-- BEGIN Input data --

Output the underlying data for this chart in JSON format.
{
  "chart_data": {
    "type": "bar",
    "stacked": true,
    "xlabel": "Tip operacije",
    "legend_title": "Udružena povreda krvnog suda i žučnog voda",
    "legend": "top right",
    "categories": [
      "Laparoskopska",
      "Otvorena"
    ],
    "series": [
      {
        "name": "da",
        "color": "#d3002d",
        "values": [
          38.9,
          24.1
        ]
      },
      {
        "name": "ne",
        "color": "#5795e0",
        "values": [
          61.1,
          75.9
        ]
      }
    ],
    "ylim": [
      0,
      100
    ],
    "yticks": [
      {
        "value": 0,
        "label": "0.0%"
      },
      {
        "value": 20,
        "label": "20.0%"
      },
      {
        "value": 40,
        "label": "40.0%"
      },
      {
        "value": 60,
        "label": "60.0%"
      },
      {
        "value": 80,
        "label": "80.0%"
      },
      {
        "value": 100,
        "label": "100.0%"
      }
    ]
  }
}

-- END Input data --

## Exercise task
Using the listing above, retype each line exactly.

## Output below
Output the underlying data for this chart in JSON format.
{
  "chart_data": {
    "type": "bar",
    "stacked": true,
    "xlabel": "Tip operacije",
    "legend_title": "Udružena povreda krvnog suda i žučnog voda",
    "legend": "top right",
    "categories": [
      "Laparoskopska",
      "Otvorena"
    ],
    "series": [
      {
        "name": "da",
        "color": "#d3002d",
        "values": [
          38.9,
          24.1
        ]
      },
      {
        "name": "ne",
        "color": "#5795e0",
        "values": [
          61.1,
          75.9
        ]
      }
    ],
    "ylim": [
      0,
      100
    ],
    "yticks": [
      {
        "value": 0,
        "label": "0.0%"
      },
      {
        "value": 20,
        "label": "20.0%"
      },
      {
        "value": 40,
        "label": "40.0%"
      },
      {
        "value": 60,
        "label": "60.0%"
      },
      {
        "value": 80,
        "label": "80.0%"
      },
      {
        "value": 100,
        "label": "100.0%"
      }
    ]
  }
}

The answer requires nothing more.